-- Start --
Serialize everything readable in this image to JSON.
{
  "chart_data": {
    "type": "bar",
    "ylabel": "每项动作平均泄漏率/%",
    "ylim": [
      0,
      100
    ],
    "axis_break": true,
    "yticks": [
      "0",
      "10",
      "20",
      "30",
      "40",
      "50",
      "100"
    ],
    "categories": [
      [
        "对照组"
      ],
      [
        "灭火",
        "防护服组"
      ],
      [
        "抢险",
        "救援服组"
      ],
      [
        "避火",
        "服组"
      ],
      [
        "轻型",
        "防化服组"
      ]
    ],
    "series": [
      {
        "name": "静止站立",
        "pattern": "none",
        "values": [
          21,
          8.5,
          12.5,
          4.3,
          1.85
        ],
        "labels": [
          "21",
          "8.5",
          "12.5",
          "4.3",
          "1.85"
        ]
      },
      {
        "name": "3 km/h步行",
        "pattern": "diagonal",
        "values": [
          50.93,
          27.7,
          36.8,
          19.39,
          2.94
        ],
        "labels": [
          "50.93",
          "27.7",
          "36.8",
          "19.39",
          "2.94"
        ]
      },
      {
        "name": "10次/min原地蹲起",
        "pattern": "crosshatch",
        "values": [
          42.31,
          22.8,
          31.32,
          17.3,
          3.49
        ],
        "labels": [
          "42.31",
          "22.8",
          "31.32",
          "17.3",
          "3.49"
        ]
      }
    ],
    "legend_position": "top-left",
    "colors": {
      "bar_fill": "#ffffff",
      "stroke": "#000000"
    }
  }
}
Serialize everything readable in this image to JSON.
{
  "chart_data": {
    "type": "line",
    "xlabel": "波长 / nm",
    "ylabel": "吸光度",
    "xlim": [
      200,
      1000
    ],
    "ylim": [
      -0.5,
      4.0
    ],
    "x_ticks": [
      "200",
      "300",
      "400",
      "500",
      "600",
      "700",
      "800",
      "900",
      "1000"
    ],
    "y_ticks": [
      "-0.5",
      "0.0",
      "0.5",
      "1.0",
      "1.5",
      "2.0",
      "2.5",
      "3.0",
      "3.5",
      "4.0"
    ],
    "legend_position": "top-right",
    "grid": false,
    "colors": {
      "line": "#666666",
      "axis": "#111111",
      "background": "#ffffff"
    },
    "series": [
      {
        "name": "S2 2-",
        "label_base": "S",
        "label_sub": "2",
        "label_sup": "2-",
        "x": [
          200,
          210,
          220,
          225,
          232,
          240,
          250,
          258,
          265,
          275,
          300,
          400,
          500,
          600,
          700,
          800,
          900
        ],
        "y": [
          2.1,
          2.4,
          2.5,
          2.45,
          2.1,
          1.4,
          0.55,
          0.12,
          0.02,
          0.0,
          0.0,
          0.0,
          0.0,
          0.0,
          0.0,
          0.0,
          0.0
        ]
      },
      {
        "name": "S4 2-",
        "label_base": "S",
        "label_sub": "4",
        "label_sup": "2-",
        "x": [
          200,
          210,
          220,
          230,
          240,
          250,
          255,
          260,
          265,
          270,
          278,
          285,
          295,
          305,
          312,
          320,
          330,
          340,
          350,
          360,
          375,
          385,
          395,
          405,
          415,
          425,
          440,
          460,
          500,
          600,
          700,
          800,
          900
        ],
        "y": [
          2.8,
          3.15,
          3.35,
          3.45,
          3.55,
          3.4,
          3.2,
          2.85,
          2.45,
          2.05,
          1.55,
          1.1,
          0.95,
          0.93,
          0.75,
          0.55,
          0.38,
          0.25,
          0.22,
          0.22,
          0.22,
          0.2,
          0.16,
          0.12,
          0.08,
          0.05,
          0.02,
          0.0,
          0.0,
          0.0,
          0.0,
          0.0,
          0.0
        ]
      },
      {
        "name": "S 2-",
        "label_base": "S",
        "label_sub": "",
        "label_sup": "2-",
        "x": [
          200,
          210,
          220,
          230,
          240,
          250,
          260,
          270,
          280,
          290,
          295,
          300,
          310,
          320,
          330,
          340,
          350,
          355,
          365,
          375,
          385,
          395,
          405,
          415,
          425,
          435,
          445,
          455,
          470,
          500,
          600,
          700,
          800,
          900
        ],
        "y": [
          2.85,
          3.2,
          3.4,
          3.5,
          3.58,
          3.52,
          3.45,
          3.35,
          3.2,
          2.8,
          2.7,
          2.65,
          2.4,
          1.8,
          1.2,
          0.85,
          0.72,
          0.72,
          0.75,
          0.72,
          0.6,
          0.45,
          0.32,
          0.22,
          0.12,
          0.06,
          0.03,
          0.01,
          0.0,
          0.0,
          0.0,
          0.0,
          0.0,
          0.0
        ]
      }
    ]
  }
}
-- End --
TASK TO COMPLETE: Repeat the entries shown above, every one, word for word.

RESPONSE:
Serialize everything readable in this image to JSON.
{
  "chart_data": {
    "type": "bar",
    "ylabel": "每项动作平均泄漏率/%",
    "ylim": [
      0,
      100
    ],
    "axis_break": true,
    "yticks": [
      "0",
      "10",
      "20",
      "30",
      "40",
      "50",
      "100"
    ],
    "categories": [
      [
        "对照组"
      ],
      [
        "灭火",
        "防护服组"
      ],
      [
        "抢险",
        "救援服组"
      ],
      [
        "避火",
        "服组"
      ],
      [
        "轻型",
        "防化服组"
      ]
    ],
    "series": [
      {
        "name": "静止站立",
        "pattern": "none",
        "values": [
          21,
          8.5,
          12.5,
          4.3,
          1.85
        ],
        "labels": [
          "21",
          "8.5",
          "12.5",
          "4.3",
          "1.85"
        ]
      },
      {
        "name": "3 km/h步行",
        "pattern": "diagonal",
        "values": [
          50.93,
          27.7,
          36.8,
          19.39,
          2.94
        ],
        "labels": [
          "50.93",
          "27.7",
          "36.8",
          "19.39",
          "2.94"
        ]
      },
      {
        "name": "10次/min原地蹲起",
        "pattern": "crosshatch",
        "values": [
          42.31,
          22.8,
          31.32,
          17.3,
          3.49
        ],
        "labels": [
          "42.31",
          "22.8",
          "31.32",
          "17.3",
          "3.49"
        ]
      }
    ],
    "legend_position": "top-left",
    "colors": {
      "bar_fill": "#ffffff",
      "stroke": "#000000"
    }
  }
}
Serialize everything readable in this image to JSON.
{
  "chart_data": {
    "type": "line",
    "xlabel": "波长 / nm",
    "ylabel": "吸光度",
    "xlim": [
      200,
      1000
    ],
    "ylim": [
      -0.5,
      4.0
    ],
    "x_ticks": [
      "200",
      "300",
      "400",
      "500",
      "600",
      "700",
      "800",
      "900",
      "1000"
    ],
    "y_ticks": [
      "-0.5",
      "0.0",
      "0.5",
      "1.0",
      "1.5",
      "2.0",
      "2.5",
      "3.0",
      "3.5",
      "4.0"
    ],
    "legend_position": "top-right",
    "grid": false,
    "colors": {
      "line": "#666666",
      "axis": "#111111",
      "background": "#ffffff"
    },
    "series": [
      {
        "name": "S2 2-",
        "label_base": "S",
        "label_sub": "2",
        "label_sup": "2-",
        "x": [
          200,
          210,
          220,
          225,
          232,
          240,
          250,
          258,
          265,
          275,
          300,
          400,
          500,
          600,
          700,
          800,
          900
        ],
        "y": [
          2.1,
          2.4,
          2.5,
          2.45,
          2.1,
          1.4,
          0.55,
          0.12,
          0.02,
          0.0,
          0.0,
          0.0,
          0.0,
          0.0,
          0.0,
          0.0,
          0.0
        ]
      },
      {
        "name": "S4 2-",
        "label_base": "S",
        "label_sub": "4",
        "label_sup": "2-",
        "x": [
          200,
          210,
          220,
          230,
          240,
          250,
          255,
          260,
          265,
          270,
          278,
          285,
          295,
          305,
          312,
          320,
          330,
          340,
          350,
          360,
          375,
          385,
          395,
          405,
          415,
          425,
          440,
          460,
          500,
          600,
          700,
          800,
          900
        ],
        "y": [
          2.8,
          3.15,
          3.35,
          3.45,
          3.55,
          3.4,
          3.2,
          2.85,
          2.45,
          2.05,
          1.55,
          1.1,
          0.95,
          0.93,
          0.75,
          0.55,
          0.38,
          0.25,
          0.22,
          0.22,
          0.22,
          0.2,
          0.16,
          0.12,
          0.08,
          0.05,
          0.02,
          0.0,
          0.0,
          0.0,
          0.0,
          0.0,
          0.0
        ]
      },
      {
        "name": "S 2-",
        "label_base": "S",
        "label_sub": "",
        "label_sup": "2-",
        "x": [
          200,
          210,
          220,
          230,
          240,
          250,
          260,
          270,
          280,
          290,
          295,
          300,
          310,
          320,
          330,
          340,
          350,
          355,
          365,
          375,
          385,
          395,
          405,
          415,
          425,
          435,
          445,
          455,
          470,
          500,
          600,
          700,
          800,
          900
        ],
        "y": [
          2.85,
          3.2,
          3.4,
          3.5,
          3.58,
          3.52,
          3.45,
          3.35,
          3.2,
          2.8,
          2.7,
          2.65,
          2.4,
          1.8,
          1.2,
          0.85,
          0.72,
          0.72,
          0.75,
          0.72,
          0.6,
          0.45,
          0.32,
          0.22,
          0.12,
          0.06,
          0.03,
          0.01,
          0.0,
          0.0,
          0.0,
          0.0,
          0.0,
          0.0
        ]
      }
    ]
  }
}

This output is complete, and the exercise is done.